### TASK STATEMENT
Tally the lines below that contain the word "text", and give only that number.

BEGIN DATA RECORDS

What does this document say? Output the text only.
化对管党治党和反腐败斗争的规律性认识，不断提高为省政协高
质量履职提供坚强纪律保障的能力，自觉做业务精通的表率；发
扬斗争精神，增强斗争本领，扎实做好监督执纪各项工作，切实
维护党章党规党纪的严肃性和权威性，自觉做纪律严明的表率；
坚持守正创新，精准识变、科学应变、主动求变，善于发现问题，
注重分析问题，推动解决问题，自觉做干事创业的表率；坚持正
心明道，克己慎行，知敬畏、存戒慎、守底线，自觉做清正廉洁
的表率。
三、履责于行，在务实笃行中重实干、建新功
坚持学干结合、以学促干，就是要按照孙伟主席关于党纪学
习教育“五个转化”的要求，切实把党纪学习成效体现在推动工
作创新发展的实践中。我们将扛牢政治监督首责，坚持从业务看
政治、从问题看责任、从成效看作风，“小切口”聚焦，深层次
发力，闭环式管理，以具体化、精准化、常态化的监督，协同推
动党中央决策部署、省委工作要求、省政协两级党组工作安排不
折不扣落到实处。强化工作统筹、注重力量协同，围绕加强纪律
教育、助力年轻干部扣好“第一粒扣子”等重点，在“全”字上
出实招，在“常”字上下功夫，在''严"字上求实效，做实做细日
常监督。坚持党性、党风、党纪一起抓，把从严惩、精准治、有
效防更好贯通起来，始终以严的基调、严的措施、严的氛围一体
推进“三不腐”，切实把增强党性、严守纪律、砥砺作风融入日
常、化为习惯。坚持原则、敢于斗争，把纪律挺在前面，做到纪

END DATA RECORDS
BEGIN DATA RECORDS

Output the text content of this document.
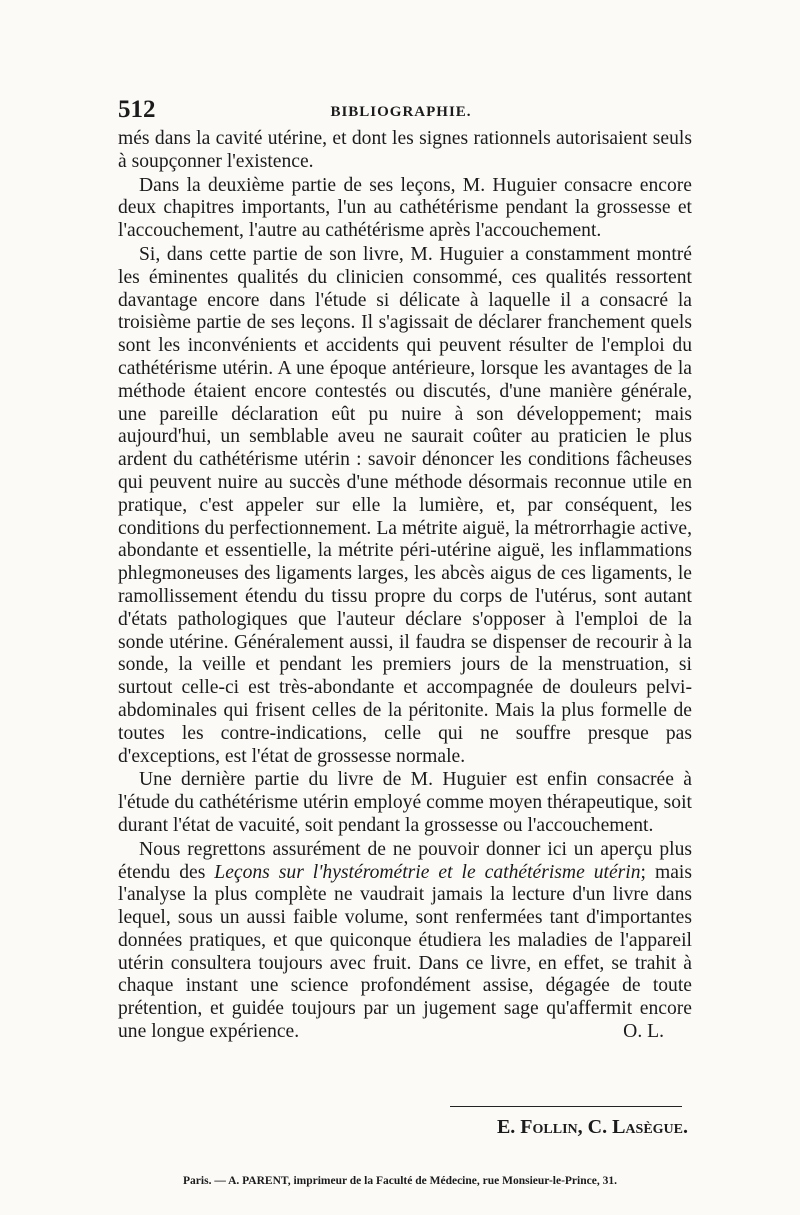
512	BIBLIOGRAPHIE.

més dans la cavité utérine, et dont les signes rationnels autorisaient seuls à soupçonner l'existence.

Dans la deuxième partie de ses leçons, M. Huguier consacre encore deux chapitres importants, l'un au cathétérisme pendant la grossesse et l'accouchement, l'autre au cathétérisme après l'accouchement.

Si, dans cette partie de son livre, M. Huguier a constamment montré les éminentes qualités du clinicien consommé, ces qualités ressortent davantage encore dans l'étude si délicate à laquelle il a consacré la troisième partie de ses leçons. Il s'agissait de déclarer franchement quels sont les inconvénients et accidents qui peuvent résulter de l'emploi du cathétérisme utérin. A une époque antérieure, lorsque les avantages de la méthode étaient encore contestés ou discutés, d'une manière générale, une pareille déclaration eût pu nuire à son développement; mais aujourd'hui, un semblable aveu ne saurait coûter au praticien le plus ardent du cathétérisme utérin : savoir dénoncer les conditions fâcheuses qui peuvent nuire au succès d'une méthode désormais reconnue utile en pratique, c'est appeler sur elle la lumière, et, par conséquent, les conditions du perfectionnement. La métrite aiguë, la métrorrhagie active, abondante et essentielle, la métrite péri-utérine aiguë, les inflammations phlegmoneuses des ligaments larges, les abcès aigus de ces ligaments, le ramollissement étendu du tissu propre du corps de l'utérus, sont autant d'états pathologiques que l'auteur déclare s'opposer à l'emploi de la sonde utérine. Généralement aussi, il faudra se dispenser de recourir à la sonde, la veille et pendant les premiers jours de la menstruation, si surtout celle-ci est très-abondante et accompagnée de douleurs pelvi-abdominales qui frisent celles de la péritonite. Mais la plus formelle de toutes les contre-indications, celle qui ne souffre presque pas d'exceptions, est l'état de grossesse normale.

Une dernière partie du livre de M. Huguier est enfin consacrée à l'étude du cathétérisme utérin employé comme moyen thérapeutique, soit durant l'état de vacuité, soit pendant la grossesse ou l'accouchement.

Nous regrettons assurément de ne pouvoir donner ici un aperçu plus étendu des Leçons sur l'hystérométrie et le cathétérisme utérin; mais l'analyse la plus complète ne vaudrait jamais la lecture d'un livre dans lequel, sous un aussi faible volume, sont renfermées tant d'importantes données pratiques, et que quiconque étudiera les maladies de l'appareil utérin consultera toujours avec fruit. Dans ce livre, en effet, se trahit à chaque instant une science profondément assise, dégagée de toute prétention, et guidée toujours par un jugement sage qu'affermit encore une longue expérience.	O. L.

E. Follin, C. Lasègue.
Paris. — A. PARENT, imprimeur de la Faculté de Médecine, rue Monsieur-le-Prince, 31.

END DATA RECORDS

### SOLUTION
2